Your task is to copy every line of the records below that contains "Church".

(Records excerpted from a collection)
--------
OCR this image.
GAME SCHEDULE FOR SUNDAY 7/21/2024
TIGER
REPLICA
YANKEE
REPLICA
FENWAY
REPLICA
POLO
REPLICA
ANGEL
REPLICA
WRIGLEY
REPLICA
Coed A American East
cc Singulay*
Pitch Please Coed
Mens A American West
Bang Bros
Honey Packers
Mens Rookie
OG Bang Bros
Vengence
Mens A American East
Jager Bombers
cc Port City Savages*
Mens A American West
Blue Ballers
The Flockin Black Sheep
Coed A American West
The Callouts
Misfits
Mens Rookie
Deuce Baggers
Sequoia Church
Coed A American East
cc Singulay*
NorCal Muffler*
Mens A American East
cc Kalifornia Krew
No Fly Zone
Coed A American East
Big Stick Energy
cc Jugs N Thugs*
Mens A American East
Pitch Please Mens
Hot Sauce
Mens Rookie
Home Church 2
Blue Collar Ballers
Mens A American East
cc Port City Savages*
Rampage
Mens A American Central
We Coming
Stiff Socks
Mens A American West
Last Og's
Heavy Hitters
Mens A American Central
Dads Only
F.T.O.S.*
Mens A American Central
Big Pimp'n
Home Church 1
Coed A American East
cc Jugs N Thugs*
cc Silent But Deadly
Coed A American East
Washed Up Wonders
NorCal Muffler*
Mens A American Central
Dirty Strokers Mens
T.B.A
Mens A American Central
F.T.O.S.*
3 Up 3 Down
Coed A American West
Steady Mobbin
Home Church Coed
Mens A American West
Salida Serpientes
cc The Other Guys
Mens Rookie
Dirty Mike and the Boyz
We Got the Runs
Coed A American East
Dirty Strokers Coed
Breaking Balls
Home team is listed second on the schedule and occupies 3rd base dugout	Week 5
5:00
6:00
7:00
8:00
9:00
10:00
--------
— CORRECT RESULT —
Sequoia Church
Home Church 2
Home Church 1
Home Church Coed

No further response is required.